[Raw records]
— START —
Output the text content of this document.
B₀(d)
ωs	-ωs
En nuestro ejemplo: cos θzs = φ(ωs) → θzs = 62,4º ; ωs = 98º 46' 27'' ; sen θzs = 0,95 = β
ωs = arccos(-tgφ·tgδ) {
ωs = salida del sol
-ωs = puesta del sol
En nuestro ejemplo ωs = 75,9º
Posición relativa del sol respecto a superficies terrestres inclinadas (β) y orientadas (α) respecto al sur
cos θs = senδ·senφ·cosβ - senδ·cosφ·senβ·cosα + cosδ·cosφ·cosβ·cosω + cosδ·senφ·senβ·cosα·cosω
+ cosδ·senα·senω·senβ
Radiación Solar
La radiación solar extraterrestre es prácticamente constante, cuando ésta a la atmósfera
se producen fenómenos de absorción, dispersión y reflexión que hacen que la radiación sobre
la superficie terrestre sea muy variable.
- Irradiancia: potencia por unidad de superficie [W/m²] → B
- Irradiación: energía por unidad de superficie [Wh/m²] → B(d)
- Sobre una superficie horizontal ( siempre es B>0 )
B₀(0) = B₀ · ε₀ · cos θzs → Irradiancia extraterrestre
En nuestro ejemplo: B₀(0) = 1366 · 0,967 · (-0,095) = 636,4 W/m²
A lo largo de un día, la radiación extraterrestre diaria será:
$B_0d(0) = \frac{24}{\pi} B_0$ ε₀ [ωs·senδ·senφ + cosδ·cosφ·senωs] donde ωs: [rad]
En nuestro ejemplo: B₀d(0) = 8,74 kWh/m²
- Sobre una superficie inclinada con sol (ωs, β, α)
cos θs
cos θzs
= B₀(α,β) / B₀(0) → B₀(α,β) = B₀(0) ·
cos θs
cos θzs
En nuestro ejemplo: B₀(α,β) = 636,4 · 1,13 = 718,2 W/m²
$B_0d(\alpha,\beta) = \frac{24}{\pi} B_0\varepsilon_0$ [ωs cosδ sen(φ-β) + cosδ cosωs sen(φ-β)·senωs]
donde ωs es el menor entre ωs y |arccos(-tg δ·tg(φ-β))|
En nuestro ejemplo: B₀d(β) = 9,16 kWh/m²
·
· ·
— END —
* The request
Send back every record, precisely as written.

* Written reply
Output the text content of this document.
B₀(d)
ωs	-ωs
En nuestro ejemplo: cos θzs = φ(ωs) → θzs = 62,4º ; ωs = 98º 46' 27'' ; sen θzs = 0,95 = β
ωs = arccos(-tgφ·tgδ) {
ωs = salida del sol
-ωs = puesta del sol
En nuestro ejemplo ωs = 75,9º
Posición relativa del sol respecto a superficies terrestres inclinadas (β) y orientadas (α) respecto al sur
cos θs = senδ·senφ·cosβ - senδ·cosφ·senβ·cosα + cosδ·cosφ·cosβ·cosω + cosδ·senφ·senβ·cosα·cosω
+ cosδ·senα·senω·senβ
Radiación Solar
La radiación solar extraterrestre es prácticamente constante, cuando ésta a la atmósfera
se producen fenómenos de absorción, dispersión y reflexión que hacen que la radiación sobre
la superficie terrestre sea muy variable.
- Irradiancia: potencia por unidad de superficie [W/m²] → B
- Irradiación: energía por unidad de superficie [Wh/m²] → B(d)
- Sobre una superficie horizontal ( siempre es B>0 )
B₀(0) = B₀ · ε₀ · cos θzs → Irradiancia extraterrestre
En nuestro ejemplo: B₀(0) = 1366 · 0,967 · (-0,095) = 636,4 W/m²
A lo largo de un día, la radiación extraterrestre diaria será:
$B_0d(0) = \frac{24}{\pi} B_0$ ε₀ [ωs·senδ·senφ + cosδ·cosφ·senωs] donde ωs: [rad]
En nuestro ejemplo: B₀d(0) = 8,74 kWh/m²
- Sobre una superficie inclinada con sol (ωs, β, α)
cos θs
cos θzs
= B₀(α,β) / B₀(0) → B₀(α,β) = B₀(0) ·
cos θs
cos θzs
En nuestro ejemplo: B₀(α,β) = 636,4 · 1,13 = 718,2 W/m²
$B_0d(\alpha,\beta) = \frac{24}{\pi} B_0\varepsilon_0$ [ωs cosδ sen(φ-β) + cosδ cosωs sen(φ-β)·senωs]
donde ωs es el menor entre ωs y |arccos(-tg δ·tg(φ-β))|
En nuestro ejemplo: B₀d(β) = 9,16 kWh/m²
·
· ·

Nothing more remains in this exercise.